*What you need to do*:
Rewrite the lines of the material starting at the one containing "row-event-line: Наблюдателем, [275, 317, 363, 331]" and ending at the one containing "user-name[interactable]: Администратор С.", swapping "Клиента" for "Заказчика" and leaving everything else unchanged.

===== Record excerpts

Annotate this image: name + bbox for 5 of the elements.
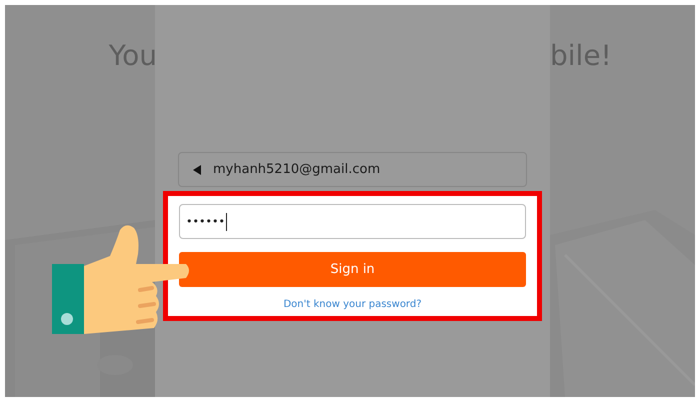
- sign-in-button[interactable]: Sign in: [179, 252, 526, 287]
- forgot-password-link[interactable]: Don't know your password?: [283, 299, 422, 310]
- password-field[interactable]: ••••••: [179, 204, 526, 239]
- back-arrow-icon[interactable]: [193, 164, 201, 174]
- email-field[interactable]: myhanh5210@gmail.com: [178, 152, 527, 187]
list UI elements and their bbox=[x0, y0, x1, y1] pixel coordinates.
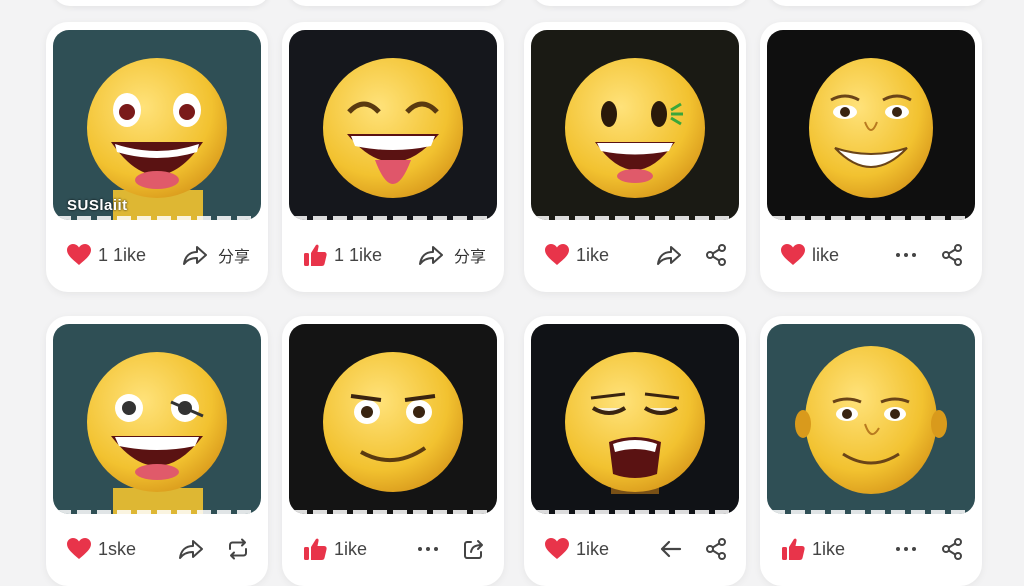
emoji-card[interactable]: 1ike bbox=[760, 316, 982, 586]
like-label: 1ike bbox=[812, 538, 846, 559]
share-arrow-icon[interactable] bbox=[418, 244, 444, 266]
emoji-thumbnail[interactable] bbox=[53, 324, 261, 514]
emoji-card[interactable]: 1ike bbox=[524, 22, 746, 292]
thumbnail-text-strip bbox=[293, 510, 493, 514]
thumbnail-text-strip bbox=[57, 510, 257, 514]
share-nodes-icon[interactable] bbox=[940, 243, 964, 267]
like-label: like bbox=[812, 244, 840, 265]
like-label: 1ike bbox=[576, 244, 610, 265]
share-arrow-icon[interactable] bbox=[656, 244, 682, 266]
share-actions: 分享 bbox=[182, 243, 250, 267]
card-top-stub-1 bbox=[52, 0, 270, 6]
thumbnail-text-strip bbox=[57, 216, 257, 220]
card-actions: 1ske bbox=[66, 534, 250, 564]
emoji-thumbnail[interactable] bbox=[767, 324, 975, 514]
repost-icon[interactable] bbox=[226, 537, 250, 561]
thumbs-up-icon[interactable] bbox=[302, 242, 328, 268]
like-label: 1 1ike bbox=[98, 244, 147, 265]
card-actions: 1ike bbox=[544, 534, 728, 564]
like-button[interactable]: 1 1ike bbox=[302, 242, 382, 268]
emoji-thumbnail[interactable] bbox=[531, 324, 739, 514]
card-top-stub-2 bbox=[288, 0, 506, 6]
emoji-thumbnail[interactable] bbox=[289, 30, 497, 220]
card-actions: 1 1ike 分享 bbox=[302, 240, 486, 270]
emoji-card[interactable]: 1 1ike 分享 bbox=[282, 22, 504, 292]
thumbnail-text-strip bbox=[771, 510, 971, 514]
like-button[interactable]: 1ske bbox=[66, 537, 136, 561]
heart-icon[interactable] bbox=[780, 243, 806, 267]
thumbnail-text-strip bbox=[771, 216, 971, 220]
emoji-thumbnail[interactable] bbox=[531, 30, 739, 220]
share-label[interactable]: 分享 bbox=[454, 243, 486, 267]
thumbs-up-icon[interactable] bbox=[780, 536, 806, 562]
share-actions bbox=[894, 537, 964, 561]
share-actions bbox=[416, 537, 486, 561]
thumbnail-caption: SUSlaiit bbox=[67, 197, 128, 214]
emoji-card[interactable]: 1ike bbox=[524, 316, 746, 586]
like-button[interactable]: 1ike bbox=[302, 536, 367, 562]
share-actions bbox=[656, 243, 728, 267]
more-dots-icon[interactable] bbox=[416, 545, 440, 553]
thumbnail-text-strip bbox=[535, 216, 735, 220]
thumbnail-text-strip bbox=[535, 510, 735, 514]
emoji-card[interactable]: like bbox=[760, 22, 982, 292]
card-actions: 1ike bbox=[302, 534, 486, 564]
heart-icon[interactable] bbox=[66, 537, 92, 561]
card-top-stub-4 bbox=[768, 0, 986, 6]
share-actions bbox=[178, 537, 250, 561]
share-arrow-icon[interactable] bbox=[182, 244, 208, 266]
like-button[interactable]: like bbox=[780, 243, 839, 267]
back-arrow-icon[interactable] bbox=[658, 539, 682, 559]
like-label: 1ike bbox=[334, 538, 368, 559]
heart-icon[interactable] bbox=[544, 243, 570, 267]
emoji-card[interactable]: SUSlaiit 1 1ike 分享 bbox=[46, 22, 268, 292]
card-actions: like bbox=[780, 240, 964, 270]
card-actions: 1ike bbox=[780, 534, 964, 564]
card-actions: 1 1ike 分享 bbox=[66, 240, 250, 270]
share-nodes-icon[interactable] bbox=[940, 537, 964, 561]
emoji-thumbnail[interactable] bbox=[289, 324, 497, 514]
emoji-card[interactable]: 1ske bbox=[46, 316, 268, 586]
thumbs-up-icon[interactable] bbox=[302, 536, 328, 562]
share-actions bbox=[894, 243, 964, 267]
share-nodes-icon[interactable] bbox=[704, 537, 728, 561]
emoji-thumbnail[interactable]: SUSlaiit bbox=[53, 30, 261, 220]
like-label: 1 1ike bbox=[334, 244, 383, 265]
card-actions: 1ike bbox=[544, 240, 728, 270]
like-button[interactable]: 1ike bbox=[544, 537, 609, 561]
like-label: 1ske bbox=[98, 538, 137, 559]
export-icon[interactable] bbox=[462, 537, 486, 561]
more-dots-icon[interactable] bbox=[894, 545, 918, 553]
share-actions bbox=[658, 537, 728, 561]
share-actions: 分享 bbox=[418, 243, 486, 267]
like-button[interactable]: 1 1ike bbox=[66, 243, 146, 267]
like-label: 1ike bbox=[576, 538, 610, 559]
more-dots-icon[interactable] bbox=[894, 251, 918, 259]
thumbnail-text-strip bbox=[293, 216, 493, 220]
like-button[interactable]: 1ike bbox=[544, 243, 609, 267]
emoji-card[interactable]: 1ike bbox=[282, 316, 504, 586]
share-label[interactable]: 分享 bbox=[218, 243, 250, 267]
share-nodes-icon[interactable] bbox=[704, 243, 728, 267]
heart-icon[interactable] bbox=[66, 243, 92, 267]
card-top-stub-3 bbox=[532, 0, 750, 6]
like-button[interactable]: 1ike bbox=[780, 536, 845, 562]
emoji-thumbnail[interactable] bbox=[767, 30, 975, 220]
heart-icon[interactable] bbox=[544, 537, 570, 561]
share-arrow-icon[interactable] bbox=[178, 538, 204, 560]
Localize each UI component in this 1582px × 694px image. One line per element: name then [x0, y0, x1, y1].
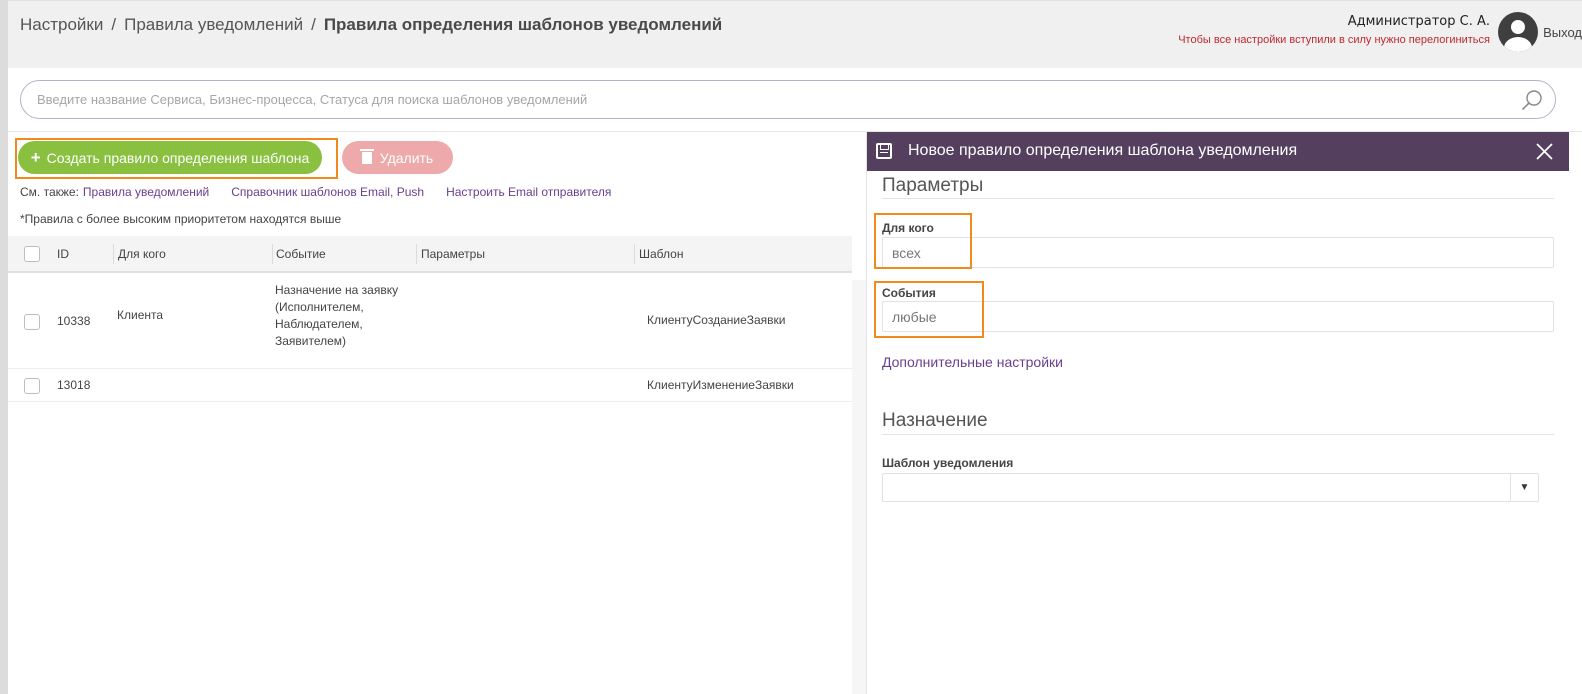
row-event-line: Наблюдателем, [275, 317, 363, 331]
highlight-events [874, 281, 984, 338]
row-for-whom: Клиента [117, 308, 164, 322]
row-event: Назначение на заявку (Исполнителем, Набл… [275, 282, 398, 350]
panel-header: Новое правило определения шаблона уведом… [867, 132, 1569, 171]
user-info: Администратор С. А. Чтобы все настройки … [1178, 14, 1490, 46]
trash-icon [359, 148, 374, 164]
chevron-down-icon[interactable]: ▼ [1510, 474, 1538, 501]
assign-section-title: Назначение [882, 410, 988, 431]
breadcrumb-item-settings[interactable]: Настройки [20, 15, 103, 34]
table-row[interactable]: 10338 Клиента Назначение на заявку (Испо… [8, 275, 852, 369]
row-event-line: Заявителем) [275, 334, 347, 348]
row-template: КлиентуСозданиеЗаявки [647, 313, 786, 327]
search-input[interactable] [37, 81, 1517, 118]
column-divider [634, 244, 635, 264]
search-area [8, 68, 1582, 132]
column-header-params[interactable]: Параметры [421, 247, 485, 261]
row-id: 13018 [57, 378, 91, 392]
user-avatar-icon[interactable] [1498, 12, 1538, 52]
link-notification-rules[interactable]: Правила уведомлений [83, 185, 209, 199]
panel-title: Новое правило определения шаблона уведом… [908, 142, 1298, 159]
list-scrollbar[interactable] [852, 280, 866, 694]
avatar-head [1511, 20, 1525, 34]
user-name[interactable]: Администратор С. А. [1178, 14, 1490, 29]
breadcrumb-separator: / [311, 15, 316, 34]
link-email-sender[interactable]: Настроить Email отправителя [446, 185, 611, 199]
row-event-line: (Исполнителем, [275, 300, 364, 314]
new-rule-panel: Новое правило определения шаблона уведом… [866, 132, 1569, 694]
section-divider [882, 198, 1554, 199]
save-icon[interactable] [876, 143, 892, 159]
breadcrumb: Настройки / Правила уведомлений / Правила оп… [20, 15, 722, 35]
highlight-create-button [15, 138, 338, 179]
delete-label: Удалить [379, 149, 434, 166]
see-also-label: См. также: [20, 185, 79, 199]
row-template: КлиентуИзменениеЗаявки [647, 378, 794, 392]
template-select[interactable]: ▼ [882, 473, 1539, 502]
column-header-for-whom[interactable]: Для кого [118, 247, 166, 261]
column-header-id[interactable]: ID [57, 247, 69, 261]
page-title: Правила определения шаблонов уведомлений [323, 15, 723, 34]
breadcrumb-item-notification-rules[interactable]: Правила уведомлений [124, 15, 303, 34]
breadcrumb-separator: / [111, 15, 117, 34]
see-also: См. также: Правила уведомлений Справочник … [20, 185, 611, 199]
column-divider [416, 244, 417, 264]
delete-button[interactable]: Удалить [342, 141, 453, 174]
row-id: 10338 [57, 314, 91, 328]
template-label: Шаблон уведомления [882, 456, 1014, 470]
column-divider [272, 244, 273, 264]
close-icon[interactable] [1536, 143, 1553, 160]
column-divider [113, 244, 114, 264]
row-checkbox[interactable] [24, 378, 40, 394]
avatar-body [1504, 37, 1532, 52]
search-box[interactable] [20, 80, 1556, 119]
link-template-directory[interactable]: Справочник шаблонов Email, Push [231, 185, 424, 199]
row-event-line: Назначение на заявку [275, 283, 399, 297]
logout-link[interactable]: Выход [1543, 25, 1582, 40]
table-header: ID Для кого Событие Параметры Шаблон [8, 236, 852, 273]
row-checkbox[interactable] [24, 314, 40, 330]
column-header-template[interactable]: Шаблон [639, 247, 683, 261]
search-icon[interactable] [1521, 89, 1543, 111]
relogin-warning: Чтобы все настройки вступили в силу нужн… [1178, 34, 1490, 46]
select-all-checkbox[interactable] [24, 246, 40, 262]
rules-list-panel: + Создать правило определения шаблона Уд… [8, 132, 852, 694]
highlight-for-whom [874, 213, 972, 269]
params-section-title: Параметры [882, 175, 984, 196]
left-edge-strip [0, 0, 8, 694]
top-bar: Настройки / Правила уведомлений / Правила оп… [8, 0, 1582, 68]
table-row[interactable]: 13018 КлиентуИзменениеЗаявки [8, 369, 852, 402]
priority-note: *Правила с более высоким приоритетом нах… [20, 212, 342, 226]
column-header-event[interactable]: Событие [276, 247, 326, 261]
advanced-settings-link[interactable]: Дополнительные настройки [882, 354, 1063, 370]
section-divider [882, 434, 1554, 435]
for-whom-field[interactable]: всех [882, 237, 1554, 268]
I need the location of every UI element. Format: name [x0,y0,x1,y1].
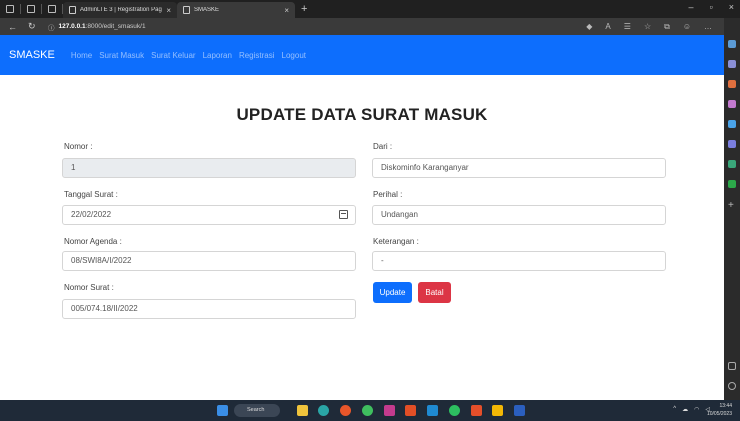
start-icon[interactable] [217,405,228,416]
browser-toolbar: ◆ A ☰ ☆ ⧉ ☺ … [586,18,712,35]
dari-label: Dari : [373,142,393,151]
page-content: UPDATE DATA SURAT MASUK Nomor : 1 Tangga… [0,75,724,400]
nav-links: Home Surat Masuk Surat Keluar Laporan Re… [71,51,306,60]
favorites-icon[interactable]: ☆ [644,22,651,31]
page-icon [69,6,76,14]
file-explorer-icon[interactable] [297,405,308,416]
search-icon[interactable] [728,40,736,48]
nav-home[interactable]: Home [71,51,92,60]
back-icon[interactable]: ← [8,22,20,32]
update-button[interactable]: Update [373,282,412,303]
sidebar-toggle-icon[interactable] [728,362,736,370]
games-icon[interactable] [728,100,736,108]
browser-window: AdminLTE 3 | Registration Page × SMASKE … [0,0,740,421]
url-path: :8000/edit_smasuk/1 [85,23,146,30]
word-icon[interactable] [514,405,525,416]
profile-icon[interactable]: ☺ [683,22,691,31]
whatsapp-icon[interactable] [362,405,373,416]
nomor-field: 1 [62,158,356,178]
wifi-icon[interactable]: ◠ [694,406,699,413]
agenda-label: Nomor Agenda : [64,237,122,246]
more-icon[interactable]: … [704,22,712,31]
drop-icon[interactable] [728,160,736,168]
dari-field[interactable]: Diskominfo Karanganyar [372,158,666,178]
batal-button[interactable]: Batal [418,282,451,303]
perihal-field[interactable]: Undangan [372,205,666,225]
sourcetree-icon[interactable] [471,405,482,416]
tools-icon[interactable] [728,80,736,88]
tab-actions [0,0,63,18]
keterangan-field[interactable]: - [372,251,666,271]
workspaces-icon[interactable] [27,5,35,13]
tree-icon[interactable] [728,180,736,188]
nav-registrasi[interactable]: Registrasi [239,51,275,60]
warning-app-icon[interactable] [492,405,503,416]
address-bar: ← ↻ ⓘ 127.0.0.1:8000/edit_smasuk/1 ◆ A ☰… [0,18,724,35]
nomor-surat-field[interactable]: 005/074.18/II/2022 [62,299,356,319]
tanggal-label: Tanggal Surat : [64,190,118,199]
app-icon[interactable] [384,405,395,416]
chat-icon[interactable] [449,405,460,416]
settings-icon[interactable] [728,382,736,390]
office-icon[interactable] [728,120,736,128]
minimize-button[interactable]: – [689,2,694,12]
shopping-icon[interactable] [728,60,736,68]
add-icon[interactable]: + [728,201,736,211]
tab-title: AdminLTE 3 | Registration Page [80,7,163,13]
cloud-icon[interactable]: ☁ [682,406,688,413]
nomor-surat-label: Nomor Surat : [64,283,114,292]
close-tab-icon[interactable]: × [284,6,289,15]
extension-icon[interactable]: ◆ [586,22,592,31]
page-icon [183,6,190,14]
info-icon[interactable]: ⓘ [48,22,55,32]
tray-chevron-icon[interactable]: ^ [673,406,676,413]
agenda-field[interactable]: 08/SWI8A/I/2022 [62,251,356,271]
close-window-button[interactable]: × [729,2,734,12]
system-tray: ^ ☁ ◠ ◁ [673,406,710,413]
new-tab-button[interactable]: + [301,3,307,15]
url-field[interactable]: ⓘ 127.0.0.1:8000/edit_smasuk/1 [48,22,146,32]
app-navbar: SMASKE Home Surat Masuk Surat Keluar Lap… [0,35,724,75]
nav-logout[interactable]: Logout [282,51,306,60]
window-menu-icon[interactable] [6,5,14,13]
tab-adminlte[interactable]: AdminLTE 3 | Registration Page × [63,2,177,18]
nav-laporan[interactable]: Laporan [203,51,232,60]
brand-link[interactable]: SMASKE [9,49,55,61]
nomor-label: Nomor : [64,142,93,151]
clock[interactable]: 13:44 10/05/2023 [707,402,732,418]
tanggal-field[interactable]: 22/02/2022 [62,205,356,225]
collections-icon[interactable]: ⧉ [664,22,670,32]
tab-title: SMASKE [194,7,220,13]
perihal-label: Perihal : [373,190,403,199]
window-controls: – ▫ × [689,2,734,12]
close-tab-icon[interactable]: × [166,6,171,15]
vertical-tabs-icon[interactable] [48,5,56,13]
reading-view-icon[interactable]: ☰ [624,22,631,31]
nav-surat-masuk[interactable]: Surat Masuk [99,51,144,60]
git-icon[interactable] [405,405,416,416]
taskbar: Search ^ ☁ ◠ ◁ 13:44 10/05/2023 [0,400,740,421]
vscode-icon[interactable] [427,405,438,416]
nav-surat-keluar[interactable]: Surat Keluar [151,51,195,60]
url-host: 127.0.0.1 [58,23,86,30]
keterangan-label: Keterangan : [373,237,419,246]
outlook-icon[interactable] [728,140,736,148]
chrome-icon[interactable] [340,405,351,416]
refresh-icon[interactable]: ↻ [28,21,40,32]
tab-bar: AdminLTE 3 | Registration Page × SMASKE … [0,0,740,18]
page-title: UPDATE DATA SURAT MASUK [236,105,488,124]
edge-sidebar: + [724,18,740,400]
tab-smaske[interactable]: SMASKE × [177,2,295,18]
calendar-icon[interactable] [339,210,348,219]
maximize-button[interactable]: ▫ [710,2,713,12]
read-aloud-icon[interactable]: A [605,22,610,31]
edge-browser-icon[interactable] [318,405,329,416]
taskbar-search[interactable]: Search [234,404,280,417]
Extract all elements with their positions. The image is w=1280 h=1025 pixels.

==========

*Task response*:
row-event-line: Наблюдателем, [275, 317, 363, 331]
highlight-events [874, 281, 984, 338]
row-for-whom: Заказчика [117, 308, 164, 322]
row-event: Назначение на заявку (Исполнителем, Набл… [275, 282, 398, 350]
panel-header: Новое правило определения шаблона уведом… [867, 132, 1569, 171]
user-info: Администратор С. А. Чтобы все настройки … [1178, 14, 1490, 46]
trash-icon [359, 148, 374, 164]
chevron-down-icon[interactable]: ▼ [1510, 474, 1538, 501]
assign-section-title: Назначение [882, 410, 988, 431]
breadcrumb-item-settings[interactable]: Настройки [20, 15, 103, 34]
table-row[interactable]: 10338 Заказчика Назначение на заявку (Испо… [8, 275, 852, 369]
row-event-line: Заявителем) [275, 334, 347, 348]
row-template: КлиентуСозданиеЗаявки [647, 313, 786, 327]
search-input[interactable] [37, 81, 1517, 118]
column-divider [634, 244, 635, 264]
search-area [8, 68, 1582, 132]
column-header-params[interactable]: Параметры [421, 247, 485, 261]
row-id: 13018 [57, 378, 91, 392]
user-avatar-icon[interactable] [1498, 12, 1538, 52]
link-notification-rules[interactable]: Правила уведомлений [83, 185, 209, 199]
panel-title: Новое правило определения шаблона уведом… [908, 142, 1298, 159]
list-scrollbar[interactable] [852, 280, 866, 694]
avatar-head [1511, 20, 1525, 34]
user-name[interactable]: Администратор С. А. [1178, 14, 1490, 29]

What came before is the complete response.